═════ RECORDS TO USE ═════

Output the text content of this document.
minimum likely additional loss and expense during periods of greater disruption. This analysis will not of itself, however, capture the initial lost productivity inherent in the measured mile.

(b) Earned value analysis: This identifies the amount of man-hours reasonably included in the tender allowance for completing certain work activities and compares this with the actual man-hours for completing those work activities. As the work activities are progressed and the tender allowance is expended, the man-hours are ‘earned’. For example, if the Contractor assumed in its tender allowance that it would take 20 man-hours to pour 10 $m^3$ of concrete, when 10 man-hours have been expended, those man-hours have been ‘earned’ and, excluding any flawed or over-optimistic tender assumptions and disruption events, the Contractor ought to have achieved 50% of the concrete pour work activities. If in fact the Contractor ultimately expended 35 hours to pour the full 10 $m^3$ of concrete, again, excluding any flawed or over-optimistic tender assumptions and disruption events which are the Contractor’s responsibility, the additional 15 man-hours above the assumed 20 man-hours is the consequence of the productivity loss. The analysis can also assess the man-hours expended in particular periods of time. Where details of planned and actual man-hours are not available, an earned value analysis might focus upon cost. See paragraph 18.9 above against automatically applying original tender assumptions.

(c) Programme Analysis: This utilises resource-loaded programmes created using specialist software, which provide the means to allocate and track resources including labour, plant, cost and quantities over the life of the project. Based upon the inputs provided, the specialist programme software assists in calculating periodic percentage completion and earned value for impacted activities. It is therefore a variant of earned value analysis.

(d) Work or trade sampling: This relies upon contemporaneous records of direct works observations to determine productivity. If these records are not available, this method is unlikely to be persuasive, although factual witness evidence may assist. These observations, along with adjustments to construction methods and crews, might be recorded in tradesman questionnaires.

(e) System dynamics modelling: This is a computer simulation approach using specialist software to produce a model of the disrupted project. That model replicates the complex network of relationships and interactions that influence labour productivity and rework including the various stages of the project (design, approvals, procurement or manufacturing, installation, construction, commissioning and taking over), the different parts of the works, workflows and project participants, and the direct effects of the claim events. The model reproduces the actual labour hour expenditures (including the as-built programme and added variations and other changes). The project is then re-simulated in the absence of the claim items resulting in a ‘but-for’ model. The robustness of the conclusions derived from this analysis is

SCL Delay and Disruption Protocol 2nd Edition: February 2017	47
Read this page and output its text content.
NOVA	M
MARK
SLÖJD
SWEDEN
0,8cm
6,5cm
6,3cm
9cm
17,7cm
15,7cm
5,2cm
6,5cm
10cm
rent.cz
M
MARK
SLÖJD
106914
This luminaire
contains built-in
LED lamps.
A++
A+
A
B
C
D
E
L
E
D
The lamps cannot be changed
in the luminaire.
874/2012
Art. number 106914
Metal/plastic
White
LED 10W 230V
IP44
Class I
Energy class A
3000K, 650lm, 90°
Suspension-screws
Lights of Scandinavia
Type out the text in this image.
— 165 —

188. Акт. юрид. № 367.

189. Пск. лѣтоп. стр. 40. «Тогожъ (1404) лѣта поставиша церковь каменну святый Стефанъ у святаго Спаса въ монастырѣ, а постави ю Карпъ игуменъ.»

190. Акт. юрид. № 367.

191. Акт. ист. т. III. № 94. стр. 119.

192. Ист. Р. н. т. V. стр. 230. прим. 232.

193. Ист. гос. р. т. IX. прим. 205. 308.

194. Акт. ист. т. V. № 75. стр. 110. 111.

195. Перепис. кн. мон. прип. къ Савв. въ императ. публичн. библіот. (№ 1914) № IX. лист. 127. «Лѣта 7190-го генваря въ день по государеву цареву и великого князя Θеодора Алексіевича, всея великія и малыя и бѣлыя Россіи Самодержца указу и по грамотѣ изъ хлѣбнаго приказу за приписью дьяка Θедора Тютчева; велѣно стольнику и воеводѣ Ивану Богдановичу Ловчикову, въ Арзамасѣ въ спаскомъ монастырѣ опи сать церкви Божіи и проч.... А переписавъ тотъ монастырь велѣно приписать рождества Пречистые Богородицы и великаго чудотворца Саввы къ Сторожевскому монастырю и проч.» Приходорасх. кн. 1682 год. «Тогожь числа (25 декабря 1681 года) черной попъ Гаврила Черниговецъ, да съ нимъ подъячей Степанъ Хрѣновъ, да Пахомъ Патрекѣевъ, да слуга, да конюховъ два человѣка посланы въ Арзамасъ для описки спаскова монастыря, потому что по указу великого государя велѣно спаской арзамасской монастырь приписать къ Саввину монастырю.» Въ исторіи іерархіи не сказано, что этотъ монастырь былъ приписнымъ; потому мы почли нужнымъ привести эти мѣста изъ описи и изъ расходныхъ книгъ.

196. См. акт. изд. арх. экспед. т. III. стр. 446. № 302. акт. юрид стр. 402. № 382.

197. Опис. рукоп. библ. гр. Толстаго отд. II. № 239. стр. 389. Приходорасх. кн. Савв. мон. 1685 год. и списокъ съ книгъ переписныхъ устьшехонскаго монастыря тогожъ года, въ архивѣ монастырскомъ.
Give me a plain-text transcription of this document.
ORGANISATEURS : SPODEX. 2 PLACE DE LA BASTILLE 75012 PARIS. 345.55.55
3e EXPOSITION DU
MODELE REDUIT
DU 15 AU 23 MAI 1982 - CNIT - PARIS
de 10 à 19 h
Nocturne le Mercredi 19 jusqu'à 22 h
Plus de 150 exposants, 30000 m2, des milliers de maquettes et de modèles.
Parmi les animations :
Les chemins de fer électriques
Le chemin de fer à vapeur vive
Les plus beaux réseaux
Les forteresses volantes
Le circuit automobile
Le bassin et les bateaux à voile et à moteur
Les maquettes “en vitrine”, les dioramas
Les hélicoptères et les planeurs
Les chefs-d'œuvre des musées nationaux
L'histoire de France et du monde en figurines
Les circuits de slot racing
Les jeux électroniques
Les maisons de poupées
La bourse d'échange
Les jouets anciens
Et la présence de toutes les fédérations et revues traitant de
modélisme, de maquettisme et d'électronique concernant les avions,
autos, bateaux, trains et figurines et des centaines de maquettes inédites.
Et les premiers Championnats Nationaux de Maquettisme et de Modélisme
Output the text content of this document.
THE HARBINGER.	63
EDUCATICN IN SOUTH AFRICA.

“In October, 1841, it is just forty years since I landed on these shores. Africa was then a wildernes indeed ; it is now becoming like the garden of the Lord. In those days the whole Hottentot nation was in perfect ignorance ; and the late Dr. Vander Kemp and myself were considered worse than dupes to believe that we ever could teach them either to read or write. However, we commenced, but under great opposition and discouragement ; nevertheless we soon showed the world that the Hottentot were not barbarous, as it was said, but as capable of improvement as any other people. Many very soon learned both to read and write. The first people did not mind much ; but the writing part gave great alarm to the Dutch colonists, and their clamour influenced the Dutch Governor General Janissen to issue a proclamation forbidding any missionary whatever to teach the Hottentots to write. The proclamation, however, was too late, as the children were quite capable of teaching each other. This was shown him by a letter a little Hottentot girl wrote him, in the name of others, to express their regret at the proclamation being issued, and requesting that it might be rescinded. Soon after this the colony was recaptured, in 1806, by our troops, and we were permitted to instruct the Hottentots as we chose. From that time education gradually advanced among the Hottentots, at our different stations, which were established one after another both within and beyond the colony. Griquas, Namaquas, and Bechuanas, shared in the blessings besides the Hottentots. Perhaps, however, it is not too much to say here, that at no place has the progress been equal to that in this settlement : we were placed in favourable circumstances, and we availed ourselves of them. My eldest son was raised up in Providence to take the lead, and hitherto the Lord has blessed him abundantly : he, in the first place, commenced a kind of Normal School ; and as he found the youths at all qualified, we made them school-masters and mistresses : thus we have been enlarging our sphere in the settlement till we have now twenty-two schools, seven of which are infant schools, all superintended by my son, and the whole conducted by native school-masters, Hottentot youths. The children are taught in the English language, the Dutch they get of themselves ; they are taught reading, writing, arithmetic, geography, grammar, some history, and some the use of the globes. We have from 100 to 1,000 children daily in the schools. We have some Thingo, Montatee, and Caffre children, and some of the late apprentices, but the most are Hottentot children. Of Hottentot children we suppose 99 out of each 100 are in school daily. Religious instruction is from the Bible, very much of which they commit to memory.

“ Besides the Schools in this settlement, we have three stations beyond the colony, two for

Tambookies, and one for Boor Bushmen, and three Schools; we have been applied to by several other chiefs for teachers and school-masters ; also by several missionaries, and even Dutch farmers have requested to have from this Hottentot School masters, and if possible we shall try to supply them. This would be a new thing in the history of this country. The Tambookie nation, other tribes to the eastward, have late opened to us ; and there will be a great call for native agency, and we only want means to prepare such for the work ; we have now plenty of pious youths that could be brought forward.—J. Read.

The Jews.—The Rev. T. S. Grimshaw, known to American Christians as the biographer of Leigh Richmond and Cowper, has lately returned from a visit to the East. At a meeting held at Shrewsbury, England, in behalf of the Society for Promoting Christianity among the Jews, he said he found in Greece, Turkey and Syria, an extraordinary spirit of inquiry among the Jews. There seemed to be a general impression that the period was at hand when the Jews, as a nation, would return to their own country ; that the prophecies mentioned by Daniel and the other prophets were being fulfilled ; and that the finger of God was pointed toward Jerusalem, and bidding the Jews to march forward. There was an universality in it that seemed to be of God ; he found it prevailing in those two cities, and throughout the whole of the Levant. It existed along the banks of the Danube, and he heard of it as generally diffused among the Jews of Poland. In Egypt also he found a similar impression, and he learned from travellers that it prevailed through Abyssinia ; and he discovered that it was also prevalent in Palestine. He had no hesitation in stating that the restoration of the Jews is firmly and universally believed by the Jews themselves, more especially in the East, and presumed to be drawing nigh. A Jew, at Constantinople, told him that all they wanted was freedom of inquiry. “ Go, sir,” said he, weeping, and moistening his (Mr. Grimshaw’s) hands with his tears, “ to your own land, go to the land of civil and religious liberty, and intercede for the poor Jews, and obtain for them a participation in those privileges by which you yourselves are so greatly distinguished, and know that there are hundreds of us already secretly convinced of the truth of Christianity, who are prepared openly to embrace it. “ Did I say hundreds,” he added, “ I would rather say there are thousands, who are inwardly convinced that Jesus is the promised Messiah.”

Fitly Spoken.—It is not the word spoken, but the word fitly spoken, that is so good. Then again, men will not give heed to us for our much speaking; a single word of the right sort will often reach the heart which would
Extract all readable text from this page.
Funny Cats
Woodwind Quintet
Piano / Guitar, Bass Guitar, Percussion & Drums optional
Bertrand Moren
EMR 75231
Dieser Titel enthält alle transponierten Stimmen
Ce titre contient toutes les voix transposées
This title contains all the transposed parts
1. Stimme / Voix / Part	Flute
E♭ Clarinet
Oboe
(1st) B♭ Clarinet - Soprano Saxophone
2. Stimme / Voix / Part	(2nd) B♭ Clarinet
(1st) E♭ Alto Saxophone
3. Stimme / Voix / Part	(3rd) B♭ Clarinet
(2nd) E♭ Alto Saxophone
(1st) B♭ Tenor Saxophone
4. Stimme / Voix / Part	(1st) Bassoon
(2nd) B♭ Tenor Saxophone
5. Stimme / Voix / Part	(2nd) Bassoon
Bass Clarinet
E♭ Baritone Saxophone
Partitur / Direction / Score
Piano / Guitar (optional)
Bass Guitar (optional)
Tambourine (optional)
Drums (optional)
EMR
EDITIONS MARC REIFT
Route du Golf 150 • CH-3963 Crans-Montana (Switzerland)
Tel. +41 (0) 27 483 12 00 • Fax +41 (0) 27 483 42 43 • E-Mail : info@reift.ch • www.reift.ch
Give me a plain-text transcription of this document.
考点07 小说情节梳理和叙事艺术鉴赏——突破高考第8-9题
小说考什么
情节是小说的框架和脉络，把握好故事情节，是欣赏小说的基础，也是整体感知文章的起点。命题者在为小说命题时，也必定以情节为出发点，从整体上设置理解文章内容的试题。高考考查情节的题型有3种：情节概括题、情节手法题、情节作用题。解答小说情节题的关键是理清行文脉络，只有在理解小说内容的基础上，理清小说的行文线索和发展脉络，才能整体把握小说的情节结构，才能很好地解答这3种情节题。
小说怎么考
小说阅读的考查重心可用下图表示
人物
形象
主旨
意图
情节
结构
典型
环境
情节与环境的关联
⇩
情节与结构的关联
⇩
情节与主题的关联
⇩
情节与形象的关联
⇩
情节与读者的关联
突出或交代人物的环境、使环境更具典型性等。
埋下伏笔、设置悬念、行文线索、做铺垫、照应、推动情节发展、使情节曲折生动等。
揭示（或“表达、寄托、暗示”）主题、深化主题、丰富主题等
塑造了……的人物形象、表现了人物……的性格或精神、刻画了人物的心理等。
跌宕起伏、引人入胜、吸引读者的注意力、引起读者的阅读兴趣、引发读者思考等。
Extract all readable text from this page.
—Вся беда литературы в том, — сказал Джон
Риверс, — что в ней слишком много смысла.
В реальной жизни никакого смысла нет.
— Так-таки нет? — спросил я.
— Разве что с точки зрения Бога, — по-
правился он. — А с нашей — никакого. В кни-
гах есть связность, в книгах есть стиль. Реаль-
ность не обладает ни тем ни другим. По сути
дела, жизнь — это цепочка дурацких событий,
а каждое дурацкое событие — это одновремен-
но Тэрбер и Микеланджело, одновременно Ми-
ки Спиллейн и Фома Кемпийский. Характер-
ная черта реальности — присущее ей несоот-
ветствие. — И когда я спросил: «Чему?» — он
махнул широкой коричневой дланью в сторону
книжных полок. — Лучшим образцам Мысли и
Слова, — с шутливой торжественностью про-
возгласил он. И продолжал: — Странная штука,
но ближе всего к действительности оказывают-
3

═════

*EXERCISE DIRECTIONS*.
Locate all lines in the listing above with the word "three" and copy them.

*RESULT OF THE TASK*.
“ Besides the Schools in this settlement, we have three stations beyond the colony, two for
Tambookies, and one for Boor Bushmen, and three Schools; we have been applied to by several other chiefs for teachers and school-masters ; also by several missionaries, and even Dutch farmers have requested to have from this Hottentot School masters, and if possible we shall try to supply them. This would be a new thing in the history of this country. The Tambookie nation, other tribes to the eastward, have late opened to us ; and there will be a great call for native agency, and we only want means to prepare such for the work ; we have now plenty of pious youths that could be brought forward.—J. Read.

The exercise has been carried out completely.